▶ TASK REQUIREMENTS:
Reproduce every record below exactly as it appears.

Stored records

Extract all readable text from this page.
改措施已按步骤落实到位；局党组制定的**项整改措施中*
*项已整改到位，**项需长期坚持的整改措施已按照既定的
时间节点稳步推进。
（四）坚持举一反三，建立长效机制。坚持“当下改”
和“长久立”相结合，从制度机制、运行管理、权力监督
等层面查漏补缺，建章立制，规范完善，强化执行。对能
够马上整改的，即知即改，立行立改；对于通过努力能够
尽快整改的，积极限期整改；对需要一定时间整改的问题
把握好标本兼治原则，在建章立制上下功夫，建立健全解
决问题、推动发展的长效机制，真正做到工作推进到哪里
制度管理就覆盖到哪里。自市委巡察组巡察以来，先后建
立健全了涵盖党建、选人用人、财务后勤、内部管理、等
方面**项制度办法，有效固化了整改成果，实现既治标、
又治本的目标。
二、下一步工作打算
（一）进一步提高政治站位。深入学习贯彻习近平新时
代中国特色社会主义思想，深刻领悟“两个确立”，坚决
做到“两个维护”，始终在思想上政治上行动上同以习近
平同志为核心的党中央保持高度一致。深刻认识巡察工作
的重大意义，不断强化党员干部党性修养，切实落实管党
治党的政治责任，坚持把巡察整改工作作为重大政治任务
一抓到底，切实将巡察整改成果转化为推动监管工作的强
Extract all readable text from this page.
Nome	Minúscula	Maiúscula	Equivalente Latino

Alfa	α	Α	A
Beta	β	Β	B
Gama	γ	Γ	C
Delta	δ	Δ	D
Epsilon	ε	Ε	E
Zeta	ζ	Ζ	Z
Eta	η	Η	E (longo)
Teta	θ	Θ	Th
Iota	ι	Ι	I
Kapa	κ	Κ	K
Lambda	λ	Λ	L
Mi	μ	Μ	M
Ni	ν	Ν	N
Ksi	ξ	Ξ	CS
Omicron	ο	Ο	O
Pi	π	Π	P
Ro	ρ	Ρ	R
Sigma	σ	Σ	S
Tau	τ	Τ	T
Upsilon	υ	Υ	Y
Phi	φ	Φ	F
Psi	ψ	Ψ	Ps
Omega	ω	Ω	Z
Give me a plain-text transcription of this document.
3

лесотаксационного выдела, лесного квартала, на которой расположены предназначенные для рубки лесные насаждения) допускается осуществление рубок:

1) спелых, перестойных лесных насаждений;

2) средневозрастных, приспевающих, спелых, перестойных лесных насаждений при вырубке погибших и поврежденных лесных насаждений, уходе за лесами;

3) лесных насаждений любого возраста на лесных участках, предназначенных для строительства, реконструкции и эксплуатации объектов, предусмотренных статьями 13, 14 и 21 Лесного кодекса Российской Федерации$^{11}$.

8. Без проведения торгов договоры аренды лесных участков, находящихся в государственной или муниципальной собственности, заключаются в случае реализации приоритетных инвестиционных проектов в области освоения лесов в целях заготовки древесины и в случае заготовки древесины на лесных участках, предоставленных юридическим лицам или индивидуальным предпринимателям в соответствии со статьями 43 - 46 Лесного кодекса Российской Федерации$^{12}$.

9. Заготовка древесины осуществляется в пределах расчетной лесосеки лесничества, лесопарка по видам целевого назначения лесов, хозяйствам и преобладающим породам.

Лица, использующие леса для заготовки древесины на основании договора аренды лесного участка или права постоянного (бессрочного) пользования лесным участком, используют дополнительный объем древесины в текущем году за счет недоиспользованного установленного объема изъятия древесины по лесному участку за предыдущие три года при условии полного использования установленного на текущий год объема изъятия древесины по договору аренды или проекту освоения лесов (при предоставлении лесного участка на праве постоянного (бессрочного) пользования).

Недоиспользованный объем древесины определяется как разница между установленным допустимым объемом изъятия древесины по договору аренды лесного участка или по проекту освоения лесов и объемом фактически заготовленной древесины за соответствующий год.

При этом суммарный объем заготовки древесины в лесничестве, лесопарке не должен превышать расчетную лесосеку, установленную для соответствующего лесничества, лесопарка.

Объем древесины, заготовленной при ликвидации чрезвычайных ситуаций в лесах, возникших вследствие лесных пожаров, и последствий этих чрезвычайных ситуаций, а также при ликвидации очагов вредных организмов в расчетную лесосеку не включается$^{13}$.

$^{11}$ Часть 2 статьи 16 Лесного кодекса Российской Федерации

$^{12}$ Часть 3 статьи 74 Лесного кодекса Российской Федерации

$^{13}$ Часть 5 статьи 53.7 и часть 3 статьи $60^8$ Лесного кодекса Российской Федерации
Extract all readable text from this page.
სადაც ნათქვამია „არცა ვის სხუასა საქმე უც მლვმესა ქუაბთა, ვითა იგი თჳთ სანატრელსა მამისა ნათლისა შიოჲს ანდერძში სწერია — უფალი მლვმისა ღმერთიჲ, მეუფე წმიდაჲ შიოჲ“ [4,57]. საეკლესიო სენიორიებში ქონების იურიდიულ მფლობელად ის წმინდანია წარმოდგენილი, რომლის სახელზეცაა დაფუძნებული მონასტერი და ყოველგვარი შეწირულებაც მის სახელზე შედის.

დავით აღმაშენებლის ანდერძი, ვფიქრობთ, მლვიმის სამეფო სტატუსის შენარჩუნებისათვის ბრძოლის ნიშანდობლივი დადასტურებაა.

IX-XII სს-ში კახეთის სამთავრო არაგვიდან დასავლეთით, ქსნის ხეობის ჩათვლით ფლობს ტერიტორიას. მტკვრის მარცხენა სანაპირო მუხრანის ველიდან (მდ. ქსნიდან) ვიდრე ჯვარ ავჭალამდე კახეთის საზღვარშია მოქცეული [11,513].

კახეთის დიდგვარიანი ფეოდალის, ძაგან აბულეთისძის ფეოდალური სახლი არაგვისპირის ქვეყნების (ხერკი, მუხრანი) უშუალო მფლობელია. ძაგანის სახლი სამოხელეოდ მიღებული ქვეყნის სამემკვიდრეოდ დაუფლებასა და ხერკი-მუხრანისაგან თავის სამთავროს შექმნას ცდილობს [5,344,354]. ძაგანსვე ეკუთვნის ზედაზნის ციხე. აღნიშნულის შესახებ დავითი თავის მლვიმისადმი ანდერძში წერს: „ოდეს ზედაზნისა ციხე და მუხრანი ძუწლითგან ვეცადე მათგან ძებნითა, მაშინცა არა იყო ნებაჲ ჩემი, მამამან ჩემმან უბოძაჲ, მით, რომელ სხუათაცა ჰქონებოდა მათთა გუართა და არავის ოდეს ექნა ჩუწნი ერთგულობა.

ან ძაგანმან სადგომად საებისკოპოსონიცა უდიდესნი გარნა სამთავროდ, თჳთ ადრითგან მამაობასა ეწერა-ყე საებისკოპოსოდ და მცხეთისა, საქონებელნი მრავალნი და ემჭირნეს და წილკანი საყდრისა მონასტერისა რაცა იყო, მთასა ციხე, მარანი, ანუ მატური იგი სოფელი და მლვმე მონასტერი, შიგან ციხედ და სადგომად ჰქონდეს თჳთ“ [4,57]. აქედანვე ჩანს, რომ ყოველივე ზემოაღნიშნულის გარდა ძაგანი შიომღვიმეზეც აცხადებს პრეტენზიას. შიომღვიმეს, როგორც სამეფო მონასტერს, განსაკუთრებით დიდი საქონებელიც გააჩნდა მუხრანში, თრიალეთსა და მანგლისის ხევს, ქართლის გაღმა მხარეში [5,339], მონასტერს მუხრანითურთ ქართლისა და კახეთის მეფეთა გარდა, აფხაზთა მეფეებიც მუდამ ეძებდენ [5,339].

▶ PROBLEM SOLUTION:
Extract all readable text from this page.
改措施已按步骤落实到位；局党组制定的**项整改措施中*
*项已整改到位，**项需长期坚持的整改措施已按照既定的
时间节点稳步推进。
（四）坚持举一反三，建立长效机制。坚持“当下改”
和“长久立”相结合，从制度机制、运行管理、权力监督
等层面查漏补缺，建章立制，规范完善，强化执行。对能
够马上整改的，即知即改，立行立改；对于通过努力能够
尽快整改的，积极限期整改；对需要一定时间整改的问题
把握好标本兼治原则，在建章立制上下功夫，建立健全解
决问题、推动发展的长效机制，真正做到工作推进到哪里
制度管理就覆盖到哪里。自市委巡察组巡察以来，先后建
立健全了涵盖党建、选人用人、财务后勤、内部管理、等
方面**项制度办法，有效固化了整改成果，实现既治标、
又治本的目标。
二、下一步工作打算
（一）进一步提高政治站位。深入学习贯彻习近平新时
代中国特色社会主义思想，深刻领悟“两个确立”，坚决
做到“两个维护”，始终在思想上政治上行动上同以习近
平同志为核心的党中央保持高度一致。深刻认识巡察工作
的重大意义，不断强化党员干部党性修养，切实落实管党
治党的政治责任，坚持把巡察整改工作作为重大政治任务
一抓到底，切实将巡察整改成果转化为推动监管工作的强
Extract all readable text from this page.
Nome	Minúscula	Maiúscula	Equivalente Latino

Alfa	α	Α	A
Beta	β	Β	B
Gama	γ	Γ	C
Delta	δ	Δ	D
Epsilon	ε	Ε	E
Zeta	ζ	Ζ	Z
Eta	η	Η	E (longo)
Teta	θ	Θ	Th
Iota	ι	Ι	I
Kapa	κ	Κ	K
Lambda	λ	Λ	L
Mi	μ	Μ	M
Ni	ν	Ν	N
Ksi	ξ	Ξ	CS
Omicron	ο	Ο	O
Pi	π	Π	P
Ro	ρ	Ρ	R
Sigma	σ	Σ	S
Tau	τ	Τ	T
Upsilon	υ	Υ	Y
Phi	φ	Φ	F
Psi	ψ	Ψ	Ps
Omega	ω	Ω	Z
Give me a plain-text transcription of this document.
3

лесотаксационного выдела, лесного квартала, на которой расположены предназначенные для рубки лесные насаждения) допускается осуществление рубок:

1) спелых, перестойных лесных насаждений;

2) средневозрастных, приспевающих, спелых, перестойных лесных насаждений при вырубке погибших и поврежденных лесных насаждений, уходе за лесами;

3) лесных насаждений любого возраста на лесных участках, предназначенных для строительства, реконструкции и эксплуатации объектов, предусмотренных статьями 13, 14 и 21 Лесного кодекса Российской Федерации$^{11}$.

8. Без проведения торгов договоры аренды лесных участков, находящихся в государственной или муниципальной собственности, заключаются в случае реализации приоритетных инвестиционных проектов в области освоения лесов в целях заготовки древесины и в случае заготовки древесины на лесных участках, предоставленных юридическим лицам или индивидуальным предпринимателям в соответствии со статьями 43 - 46 Лесного кодекса Российской Федерации$^{12}$.

9. Заготовка древесины осуществляется в пределах расчетной лесосеки лесничества, лесопарка по видам целевого назначения лесов, хозяйствам и преобладающим породам.

Лица, использующие леса для заготовки древесины на основании договора аренды лесного участка или права постоянного (бессрочного) пользования лесным участком, используют дополнительный объем древесины в текущем году за счет недоиспользованного установленного объема изъятия древесины по лесному участку за предыдущие три года при условии полного использования установленного на текущий год объема изъятия древесины по договору аренды или проекту освоения лесов (при предоставлении лесного участка на праве постоянного (бессрочного) пользования).

Недоиспользованный объем древесины определяется как разница между установленным допустимым объемом изъятия древесины по договору аренды лесного участка или по проекту освоения лесов и объемом фактически заготовленной древесины за соответствующий год.

При этом суммарный объем заготовки древесины в лесничестве, лесопарке не должен превышать расчетную лесосеку, установленную для соответствующего лесничества, лесопарка.

Объем древесины, заготовленной при ликвидации чрезвычайных ситуаций в лесах, возникших вследствие лесных пожаров, и последствий этих чрезвычайных ситуаций, а также при ликвидации очагов вредных организмов в расчетную лесосеку не включается$^{13}$.

$^{11}$ Часть 2 статьи 16 Лесного кодекса Российской Федерации

$^{12}$ Часть 3 статьи 74 Лесного кодекса Российской Федерации

$^{13}$ Часть 5 статьи 53.7 и часть 3 статьи $60^8$ Лесного кодекса Российской Федерации
Extract all readable text from this page.
სადაც ნათქვამია „არცა ვის სხუასა საქმე უც მლვმესა ქუაბთა, ვითა იგი თჳთ სანატრელსა მამისა ნათლისა შიოჲს ანდერძში სწერია — უფალი მლვმისა ღმერთიჲ, მეუფე წმიდაჲ შიოჲ“ [4,57]. საეკლესიო სენიორიებში ქონების იურიდიულ მფლობელად ის წმინდანია წარმოდგენილი, რომლის სახელზეცაა დაფუძნებული მონასტერი და ყოველგვარი შეწირულებაც მის სახელზე შედის.

დავით აღმაშენებლის ანდერძი, ვფიქრობთ, მლვიმის სამეფო სტატუსის შენარჩუნებისათვის ბრძოლის ნიშანდობლივი დადასტურებაა.

IX-XII სს-ში კახეთის სამთავრო არაგვიდან დასავლეთით, ქსნის ხეობის ჩათვლით ფლობს ტერიტორიას. მტკვრის მარცხენა სანაპირო მუხრანის ველიდან (მდ. ქსნიდან) ვიდრე ჯვარ ავჭალამდე კახეთის საზღვარშია მოქცეული [11,513].

კახეთის დიდგვარიანი ფეოდალის, ძაგან აბულეთისძის ფეოდალური სახლი არაგვისპირის ქვეყნების (ხერკი, მუხრანი) უშუალო მფლობელია. ძაგანის სახლი სამოხელეოდ მიღებული ქვეყნის სამემკვიდრეოდ დაუფლებასა და ხერკი-მუხრანისაგან თავის სამთავროს შექმნას ცდილობს [5,344,354]. ძაგანსვე ეკუთვნის ზედაზნის ციხე. აღნიშნულის შესახებ დავითი თავის მლვიმისადმი ანდერძში წერს: „ოდეს ზედაზნისა ციხე და მუხრანი ძუწლითგან ვეცადე მათგან ძებნითა, მაშინცა არა იყო ნებაჲ ჩემი, მამამან ჩემმან უბოძაჲ, მით, რომელ სხუათაცა ჰქონებოდა მათთა გუართა და არავის ოდეს ექნა ჩუწნი ერთგულობა.

ან ძაგანმან სადგომად საებისკოპოსონიცა უდიდესნი გარნა სამთავროდ, თჳთ ადრითგან მამაობასა ეწერა-ყე საებისკოპოსოდ და მცხეთისა, საქონებელნი მრავალნი და ემჭირნეს და წილკანი საყდრისა მონასტერისა რაცა იყო, მთასა ციხე, მარანი, ანუ მატური იგი სოფელი და მლვმე მონასტერი, შიგან ციხედ და სადგომად ჰქონდეს თჳთ“ [4,57]. აქედანვე ჩანს, რომ ყოველივე ზემოაღნიშნულის გარდა ძაგანი შიომღვიმეზეც აცხადებს პრეტენზიას. შიომღვიმეს, როგორც სამეფო მონასტერს, განსაკუთრებით დიდი საქონებელიც გააჩნდა მუხრანში, თრიალეთსა და მანგლისის ხევს, ქართლის გაღმა მხარეში [5,339], მონასტერს მუხრანითურთ ქართლისა და კახეთის მეფეთა გარდა, აფხაზთა მეფეებიც მუდამ ეძებდენ [5,339].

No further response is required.